* [GIVEN INSTRUCTION] Please write out the material that follows, exactly as it stands.

* [Records about charts and figures]

--- BEGIN ---

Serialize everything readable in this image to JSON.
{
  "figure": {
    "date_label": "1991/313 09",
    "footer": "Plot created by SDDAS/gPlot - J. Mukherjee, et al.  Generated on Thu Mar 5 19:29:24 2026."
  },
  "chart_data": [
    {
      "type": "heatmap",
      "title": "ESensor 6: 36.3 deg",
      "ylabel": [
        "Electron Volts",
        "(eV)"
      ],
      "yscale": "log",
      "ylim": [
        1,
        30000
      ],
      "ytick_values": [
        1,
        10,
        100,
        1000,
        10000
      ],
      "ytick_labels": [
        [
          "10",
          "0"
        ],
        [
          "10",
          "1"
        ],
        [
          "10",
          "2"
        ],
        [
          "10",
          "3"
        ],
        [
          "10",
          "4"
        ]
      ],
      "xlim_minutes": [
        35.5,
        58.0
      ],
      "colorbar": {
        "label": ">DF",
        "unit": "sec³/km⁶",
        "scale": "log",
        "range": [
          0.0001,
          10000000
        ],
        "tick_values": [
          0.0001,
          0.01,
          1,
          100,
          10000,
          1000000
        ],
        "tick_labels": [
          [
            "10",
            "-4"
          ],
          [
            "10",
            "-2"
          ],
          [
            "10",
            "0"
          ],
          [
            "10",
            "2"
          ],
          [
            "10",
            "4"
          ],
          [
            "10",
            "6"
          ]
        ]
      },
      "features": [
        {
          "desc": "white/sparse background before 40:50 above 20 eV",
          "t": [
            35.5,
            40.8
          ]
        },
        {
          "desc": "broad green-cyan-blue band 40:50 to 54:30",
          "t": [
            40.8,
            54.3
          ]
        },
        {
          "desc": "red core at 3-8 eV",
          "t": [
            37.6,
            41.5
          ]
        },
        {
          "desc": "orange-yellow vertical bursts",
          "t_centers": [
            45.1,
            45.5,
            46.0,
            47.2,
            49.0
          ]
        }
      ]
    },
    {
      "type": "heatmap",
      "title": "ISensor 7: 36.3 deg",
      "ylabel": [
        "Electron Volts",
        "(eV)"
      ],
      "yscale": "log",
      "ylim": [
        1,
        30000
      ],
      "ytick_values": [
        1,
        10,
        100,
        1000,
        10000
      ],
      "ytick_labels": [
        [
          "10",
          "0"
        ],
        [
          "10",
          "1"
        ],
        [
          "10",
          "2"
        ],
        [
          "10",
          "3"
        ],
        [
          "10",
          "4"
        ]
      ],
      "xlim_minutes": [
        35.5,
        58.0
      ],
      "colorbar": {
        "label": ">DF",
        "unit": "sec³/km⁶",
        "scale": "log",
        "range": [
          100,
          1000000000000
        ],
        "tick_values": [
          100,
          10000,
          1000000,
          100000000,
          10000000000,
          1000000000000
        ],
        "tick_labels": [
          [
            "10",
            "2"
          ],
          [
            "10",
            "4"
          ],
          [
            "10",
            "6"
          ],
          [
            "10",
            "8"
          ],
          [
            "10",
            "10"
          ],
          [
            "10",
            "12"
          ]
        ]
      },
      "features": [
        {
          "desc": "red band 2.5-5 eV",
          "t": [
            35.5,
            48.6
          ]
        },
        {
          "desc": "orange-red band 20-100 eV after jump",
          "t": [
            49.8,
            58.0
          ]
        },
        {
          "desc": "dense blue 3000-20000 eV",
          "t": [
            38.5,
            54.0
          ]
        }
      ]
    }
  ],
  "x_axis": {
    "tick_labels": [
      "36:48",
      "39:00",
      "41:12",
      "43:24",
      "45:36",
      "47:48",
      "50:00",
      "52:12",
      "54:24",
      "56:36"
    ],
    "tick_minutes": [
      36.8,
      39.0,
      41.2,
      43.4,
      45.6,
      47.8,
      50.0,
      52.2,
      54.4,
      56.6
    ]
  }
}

--- END ---

* [ANSWER FOR THE TASK]
Serialize everything readable in this image to JSON.
{
  "figure": {
    "date_label": "1991/313 09",
    "footer": "Plot created by SDDAS/gPlot - J. Mukherjee, et al.  Generated on Thu Mar 5 19:29:24 2026."
  },
  "chart_data": [
    {
      "type": "heatmap",
      "title": "ESensor 6: 36.3 deg",
      "ylabel": [
        "Electron Volts",
        "(eV)"
      ],
      "yscale": "log",
      "ylim": [
        1,
        30000
      ],
      "ytick_values": [
        1,
        10,
        100,
        1000,
        10000
      ],
      "ytick_labels": [
        [
          "10",
          "0"
        ],
        [
          "10",
          "1"
        ],
        [
          "10",
          "2"
        ],
        [
          "10",
          "3"
        ],
        [
          "10",
          "4"
        ]
      ],
      "xlim_minutes": [
        35.5,
        58.0
      ],
      "colorbar": {
        "label": ">DF",
        "unit": "sec³/km⁶",
        "scale": "log",
        "range": [
          0.0001,
          10000000
        ],
        "tick_values": [
          0.0001,
          0.01,
          1,
          100,
          10000,
          1000000
        ],
        "tick_labels": [
          [
            "10",
            "-4"
          ],
          [
            "10",
            "-2"
          ],
          [
            "10",
            "0"
          ],
          [
            "10",
            "2"
          ],
          [
            "10",
            "4"
          ],
          [
            "10",
            "6"
          ]
        ]
      },
      "features": [
        {
          "desc": "white/sparse background before 40:50 above 20 eV",
          "t": [
            35.5,
            40.8
          ]
        },
        {
          "desc": "broad green-cyan-blue band 40:50 to 54:30",
          "t": [
            40.8,
            54.3
          ]
        },
        {
          "desc": "red core at 3-8 eV",
          "t": [
            37.6,
            41.5
          ]
        },
        {
          "desc": "orange-yellow vertical bursts",
          "t_centers": [
            45.1,
            45.5,
            46.0,
            47.2,
            49.0
          ]
        }
      ]
    },
    {
      "type": "heatmap",
      "title": "ISensor 7: 36.3 deg",
      "ylabel": [
        "Electron Volts",
        "(eV)"
      ],
      "yscale": "log",
      "ylim": [
        1,
        30000
      ],
      "ytick_values": [
        1,
        10,
        100,
        1000,
        10000
      ],
      "ytick_labels": [
        [
          "10",
          "0"
        ],
        [
          "10",
          "1"
        ],
        [
          "10",
          "2"
        ],
        [
          "10",
          "3"
        ],
        [
          "10",
          "4"
        ]
      ],
      "xlim_minutes": [
        35.5,
        58.0
      ],
      "colorbar": {
        "label": ">DF",
        "unit": "sec³/km⁶",
        "scale": "log",
        "range": [
          100,
          1000000000000
        ],
        "tick_values": [
          100,
          10000,
          1000000,
          100000000,
          10000000000,
          1000000000000
        ],
        "tick_labels": [
          [
            "10",
            "2"
          ],
          [
            "10",
            "4"
          ],
          [
            "10",
            "6"
          ],
          [
            "10",
            "8"
          ],
          [
            "10",
            "10"
          ],
          [
            "10",
            "12"
          ]
        ]
      },
      "features": [
        {
          "desc": "red band 2.5-5 eV",
          "t": [
            35.5,
            48.6
          ]
        },
        {
          "desc": "orange-red band 20-100 eV after jump",
          "t": [
            49.8,
            58.0
          ]
        },
        {
          "desc": "dense blue 3000-20000 eV",
          "t": [
            38.5,
            54.0
          ]
        }
      ]
    }
  ],
  "x_axis": {
    "tick_labels": [
      "36:48",
      "39:00",
      "41:12",
      "43:24",
      "45:36",
      "47:48",
      "50:00",
      "52:12",
      "54:24",
      "56:36"
    ],
    "tick_minutes": [
      36.8,
      39.0,
      41.2,
      43.4,
      45.6,
      47.8,
      50.0,
      52.2,
      54.4,
      56.6
    ]
  }
}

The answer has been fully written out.